Data excerpts:
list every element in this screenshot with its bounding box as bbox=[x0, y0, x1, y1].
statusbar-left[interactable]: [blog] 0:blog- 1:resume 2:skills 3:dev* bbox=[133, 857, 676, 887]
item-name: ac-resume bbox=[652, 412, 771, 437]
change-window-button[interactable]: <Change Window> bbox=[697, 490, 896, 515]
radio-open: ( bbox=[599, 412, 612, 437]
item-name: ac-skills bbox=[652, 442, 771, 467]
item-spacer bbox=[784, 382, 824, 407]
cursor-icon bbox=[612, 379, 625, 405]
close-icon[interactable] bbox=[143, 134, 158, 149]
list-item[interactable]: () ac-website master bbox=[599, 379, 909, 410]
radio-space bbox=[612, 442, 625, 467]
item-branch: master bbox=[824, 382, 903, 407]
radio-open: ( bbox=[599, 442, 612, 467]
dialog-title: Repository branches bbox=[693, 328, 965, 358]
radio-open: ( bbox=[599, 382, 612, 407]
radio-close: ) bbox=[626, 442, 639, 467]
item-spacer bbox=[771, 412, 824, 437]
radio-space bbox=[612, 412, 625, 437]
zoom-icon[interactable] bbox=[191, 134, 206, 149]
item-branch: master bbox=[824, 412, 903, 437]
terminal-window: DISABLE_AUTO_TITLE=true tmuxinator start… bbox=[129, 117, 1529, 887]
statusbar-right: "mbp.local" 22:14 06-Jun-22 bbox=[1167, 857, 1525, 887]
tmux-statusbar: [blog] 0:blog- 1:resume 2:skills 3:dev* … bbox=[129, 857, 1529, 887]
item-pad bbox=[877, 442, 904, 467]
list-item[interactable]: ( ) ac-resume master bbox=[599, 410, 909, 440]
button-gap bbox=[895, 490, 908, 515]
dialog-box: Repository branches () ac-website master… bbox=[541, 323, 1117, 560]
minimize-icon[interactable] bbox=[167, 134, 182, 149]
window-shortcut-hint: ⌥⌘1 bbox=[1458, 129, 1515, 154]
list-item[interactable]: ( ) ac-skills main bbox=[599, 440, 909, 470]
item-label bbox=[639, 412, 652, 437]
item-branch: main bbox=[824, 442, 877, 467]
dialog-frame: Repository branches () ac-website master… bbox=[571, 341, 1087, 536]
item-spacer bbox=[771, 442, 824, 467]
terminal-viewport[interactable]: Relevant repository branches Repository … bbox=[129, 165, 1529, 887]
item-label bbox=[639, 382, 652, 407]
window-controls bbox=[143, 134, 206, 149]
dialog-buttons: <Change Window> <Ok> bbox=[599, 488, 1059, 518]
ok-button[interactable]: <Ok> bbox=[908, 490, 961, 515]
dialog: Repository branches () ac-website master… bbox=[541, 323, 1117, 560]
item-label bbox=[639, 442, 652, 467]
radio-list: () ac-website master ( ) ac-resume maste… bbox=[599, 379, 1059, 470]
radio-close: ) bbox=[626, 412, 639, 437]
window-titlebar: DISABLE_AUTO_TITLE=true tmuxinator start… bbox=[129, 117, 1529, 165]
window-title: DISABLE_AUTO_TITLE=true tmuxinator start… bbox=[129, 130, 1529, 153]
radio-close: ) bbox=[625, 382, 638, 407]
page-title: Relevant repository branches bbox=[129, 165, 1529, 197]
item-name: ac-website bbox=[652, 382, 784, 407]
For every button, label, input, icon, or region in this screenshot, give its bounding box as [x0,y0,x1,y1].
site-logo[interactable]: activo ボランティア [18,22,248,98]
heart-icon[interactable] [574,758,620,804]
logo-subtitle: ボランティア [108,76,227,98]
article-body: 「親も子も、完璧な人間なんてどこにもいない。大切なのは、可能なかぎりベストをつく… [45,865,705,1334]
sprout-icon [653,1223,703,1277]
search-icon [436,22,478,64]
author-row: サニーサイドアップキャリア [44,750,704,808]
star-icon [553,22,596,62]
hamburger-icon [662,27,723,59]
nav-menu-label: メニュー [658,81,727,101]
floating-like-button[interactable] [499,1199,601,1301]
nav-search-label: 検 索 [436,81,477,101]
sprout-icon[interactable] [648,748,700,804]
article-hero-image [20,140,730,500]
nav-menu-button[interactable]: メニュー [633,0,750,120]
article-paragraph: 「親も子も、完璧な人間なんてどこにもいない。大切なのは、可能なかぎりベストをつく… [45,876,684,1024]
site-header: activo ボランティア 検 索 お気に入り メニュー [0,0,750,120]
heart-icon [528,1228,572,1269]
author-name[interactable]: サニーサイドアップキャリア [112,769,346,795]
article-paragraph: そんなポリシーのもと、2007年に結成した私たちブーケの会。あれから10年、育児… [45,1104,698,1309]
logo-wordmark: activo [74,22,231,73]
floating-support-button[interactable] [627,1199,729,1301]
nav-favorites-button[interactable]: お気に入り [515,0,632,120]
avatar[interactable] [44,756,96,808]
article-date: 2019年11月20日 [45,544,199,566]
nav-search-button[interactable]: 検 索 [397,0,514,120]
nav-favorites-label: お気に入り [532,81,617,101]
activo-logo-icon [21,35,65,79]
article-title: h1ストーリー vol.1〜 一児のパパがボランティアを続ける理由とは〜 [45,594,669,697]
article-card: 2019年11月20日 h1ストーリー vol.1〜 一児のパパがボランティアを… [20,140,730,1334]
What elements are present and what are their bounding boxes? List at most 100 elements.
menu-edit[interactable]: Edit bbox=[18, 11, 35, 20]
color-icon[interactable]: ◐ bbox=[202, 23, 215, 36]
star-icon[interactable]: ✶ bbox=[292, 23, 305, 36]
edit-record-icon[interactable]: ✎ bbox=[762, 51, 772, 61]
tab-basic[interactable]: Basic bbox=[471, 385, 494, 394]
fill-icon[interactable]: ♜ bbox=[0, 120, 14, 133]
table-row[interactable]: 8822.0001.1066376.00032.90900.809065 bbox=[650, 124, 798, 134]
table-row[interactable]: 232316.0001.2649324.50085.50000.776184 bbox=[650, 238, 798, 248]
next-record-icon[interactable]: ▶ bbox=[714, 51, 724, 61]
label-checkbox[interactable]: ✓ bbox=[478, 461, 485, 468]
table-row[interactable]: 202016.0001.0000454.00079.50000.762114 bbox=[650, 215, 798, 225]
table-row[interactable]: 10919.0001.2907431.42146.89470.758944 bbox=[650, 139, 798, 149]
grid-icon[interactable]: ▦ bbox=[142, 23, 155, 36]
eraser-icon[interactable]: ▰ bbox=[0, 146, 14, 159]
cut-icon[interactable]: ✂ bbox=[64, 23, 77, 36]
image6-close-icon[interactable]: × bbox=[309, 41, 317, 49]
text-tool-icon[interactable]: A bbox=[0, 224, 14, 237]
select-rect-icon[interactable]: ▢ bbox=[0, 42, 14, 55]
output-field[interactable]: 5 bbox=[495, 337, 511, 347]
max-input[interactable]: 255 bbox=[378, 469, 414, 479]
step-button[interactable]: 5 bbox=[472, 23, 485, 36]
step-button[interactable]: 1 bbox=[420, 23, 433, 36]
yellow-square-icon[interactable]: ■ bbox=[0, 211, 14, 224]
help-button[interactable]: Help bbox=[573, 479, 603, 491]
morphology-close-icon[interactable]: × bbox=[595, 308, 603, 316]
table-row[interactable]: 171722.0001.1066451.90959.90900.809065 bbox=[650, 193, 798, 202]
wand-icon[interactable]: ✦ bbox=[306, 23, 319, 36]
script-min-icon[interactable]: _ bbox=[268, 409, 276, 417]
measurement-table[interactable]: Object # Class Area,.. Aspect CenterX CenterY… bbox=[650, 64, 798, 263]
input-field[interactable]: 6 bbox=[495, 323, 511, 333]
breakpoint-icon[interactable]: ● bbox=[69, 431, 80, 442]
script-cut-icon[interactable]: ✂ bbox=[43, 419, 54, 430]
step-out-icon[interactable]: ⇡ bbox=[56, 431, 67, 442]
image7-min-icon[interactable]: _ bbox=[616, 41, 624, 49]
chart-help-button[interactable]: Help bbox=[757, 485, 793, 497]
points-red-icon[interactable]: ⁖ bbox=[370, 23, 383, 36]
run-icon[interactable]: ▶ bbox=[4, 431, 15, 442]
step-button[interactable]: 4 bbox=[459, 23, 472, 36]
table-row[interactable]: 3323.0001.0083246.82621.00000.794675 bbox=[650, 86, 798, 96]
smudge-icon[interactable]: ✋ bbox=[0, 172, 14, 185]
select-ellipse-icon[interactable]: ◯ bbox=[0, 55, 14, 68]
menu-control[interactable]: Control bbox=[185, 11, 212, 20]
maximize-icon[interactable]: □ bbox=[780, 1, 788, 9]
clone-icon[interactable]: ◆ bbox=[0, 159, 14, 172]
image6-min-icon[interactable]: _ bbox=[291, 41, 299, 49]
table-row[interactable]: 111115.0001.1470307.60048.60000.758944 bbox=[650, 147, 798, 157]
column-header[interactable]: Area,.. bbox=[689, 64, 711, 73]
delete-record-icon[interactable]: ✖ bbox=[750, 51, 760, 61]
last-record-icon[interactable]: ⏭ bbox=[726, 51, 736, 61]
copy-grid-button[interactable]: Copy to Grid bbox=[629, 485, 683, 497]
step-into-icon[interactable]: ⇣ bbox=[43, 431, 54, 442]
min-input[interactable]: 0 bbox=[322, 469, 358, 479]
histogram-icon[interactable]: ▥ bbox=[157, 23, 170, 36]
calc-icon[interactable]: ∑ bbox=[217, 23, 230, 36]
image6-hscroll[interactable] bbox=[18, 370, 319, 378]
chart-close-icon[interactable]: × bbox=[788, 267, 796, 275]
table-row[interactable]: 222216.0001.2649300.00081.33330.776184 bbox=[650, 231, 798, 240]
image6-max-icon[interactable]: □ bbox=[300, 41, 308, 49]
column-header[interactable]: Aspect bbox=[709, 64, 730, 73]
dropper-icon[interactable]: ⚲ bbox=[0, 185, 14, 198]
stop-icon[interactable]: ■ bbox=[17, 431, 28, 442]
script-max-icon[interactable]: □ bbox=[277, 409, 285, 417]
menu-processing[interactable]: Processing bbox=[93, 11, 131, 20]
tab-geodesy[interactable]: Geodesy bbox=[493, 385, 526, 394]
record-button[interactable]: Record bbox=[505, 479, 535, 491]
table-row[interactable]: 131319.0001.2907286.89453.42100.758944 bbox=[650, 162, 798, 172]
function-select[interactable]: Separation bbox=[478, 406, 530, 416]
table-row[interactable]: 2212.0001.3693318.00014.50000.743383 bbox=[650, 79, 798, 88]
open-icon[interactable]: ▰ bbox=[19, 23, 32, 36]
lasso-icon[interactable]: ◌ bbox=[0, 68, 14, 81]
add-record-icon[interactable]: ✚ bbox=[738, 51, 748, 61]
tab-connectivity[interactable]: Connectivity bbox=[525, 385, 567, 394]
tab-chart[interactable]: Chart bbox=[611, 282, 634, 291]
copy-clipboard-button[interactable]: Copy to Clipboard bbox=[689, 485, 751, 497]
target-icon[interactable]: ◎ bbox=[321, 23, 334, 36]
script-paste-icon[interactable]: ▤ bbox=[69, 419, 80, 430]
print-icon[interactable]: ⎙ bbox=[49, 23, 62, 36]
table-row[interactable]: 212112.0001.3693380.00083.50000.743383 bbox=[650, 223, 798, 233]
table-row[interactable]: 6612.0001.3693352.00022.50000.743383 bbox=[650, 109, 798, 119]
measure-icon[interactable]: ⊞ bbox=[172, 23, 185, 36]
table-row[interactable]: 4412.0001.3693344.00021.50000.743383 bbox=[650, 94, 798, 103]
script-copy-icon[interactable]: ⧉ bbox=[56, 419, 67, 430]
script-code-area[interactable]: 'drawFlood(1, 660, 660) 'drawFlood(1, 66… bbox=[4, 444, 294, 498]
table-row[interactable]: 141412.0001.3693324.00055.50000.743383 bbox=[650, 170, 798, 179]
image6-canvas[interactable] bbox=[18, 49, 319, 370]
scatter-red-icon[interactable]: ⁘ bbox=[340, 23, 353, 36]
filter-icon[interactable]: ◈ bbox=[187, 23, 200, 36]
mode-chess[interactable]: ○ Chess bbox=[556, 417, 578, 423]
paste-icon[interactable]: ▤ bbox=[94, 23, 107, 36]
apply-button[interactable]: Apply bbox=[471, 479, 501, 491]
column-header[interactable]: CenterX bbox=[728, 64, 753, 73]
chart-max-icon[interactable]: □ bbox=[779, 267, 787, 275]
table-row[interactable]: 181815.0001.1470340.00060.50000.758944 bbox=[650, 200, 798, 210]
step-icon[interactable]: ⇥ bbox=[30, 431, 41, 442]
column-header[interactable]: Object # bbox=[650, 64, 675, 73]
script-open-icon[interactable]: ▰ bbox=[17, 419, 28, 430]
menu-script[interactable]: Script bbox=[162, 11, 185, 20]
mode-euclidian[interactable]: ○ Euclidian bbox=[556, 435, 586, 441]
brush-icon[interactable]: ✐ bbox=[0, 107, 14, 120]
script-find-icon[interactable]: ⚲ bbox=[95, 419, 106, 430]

What is needed:
Retype the lines above exactly, from the first one through the line that contains "857, 1525, 887]", including both ends.

Finished answer:
list every element in this screenshot with its bounding box as bbox=[x0, y0, x1, y1].
statusbar-left[interactable]: [blog] 0:blog- 1:resume 2:skills 3:dev* bbox=[133, 857, 676, 887]
item-name: ac-resume bbox=[652, 412, 771, 437]
change-window-button[interactable]: <Change Window> bbox=[697, 490, 896, 515]
radio-open: ( bbox=[599, 412, 612, 437]
item-name: ac-skills bbox=[652, 442, 771, 467]
item-spacer bbox=[784, 382, 824, 407]
cursor-icon bbox=[612, 379, 625, 405]
close-icon[interactable] bbox=[143, 134, 158, 149]
list-item[interactable]: () ac-website master bbox=[599, 379, 909, 410]
radio-space bbox=[612, 442, 625, 467]
item-branch: master bbox=[824, 382, 903, 407]
radio-open: ( bbox=[599, 442, 612, 467]
dialog-title: Repository branches bbox=[693, 328, 965, 358]
radio-open: ( bbox=[599, 382, 612, 407]
radio-close: ) bbox=[626, 442, 639, 467]
item-spacer bbox=[771, 412, 824, 437]
radio-space bbox=[612, 412, 625, 437]
zoom-icon[interactable] bbox=[191, 134, 206, 149]
item-branch: master bbox=[824, 412, 903, 437]
terminal-window: DISABLE_AUTO_TITLE=true tmuxinator start… bbox=[129, 117, 1529, 887]
statusbar-right: "mbp.local" 22:14 06-Jun-22 bbox=[1167, 857, 1525, 887]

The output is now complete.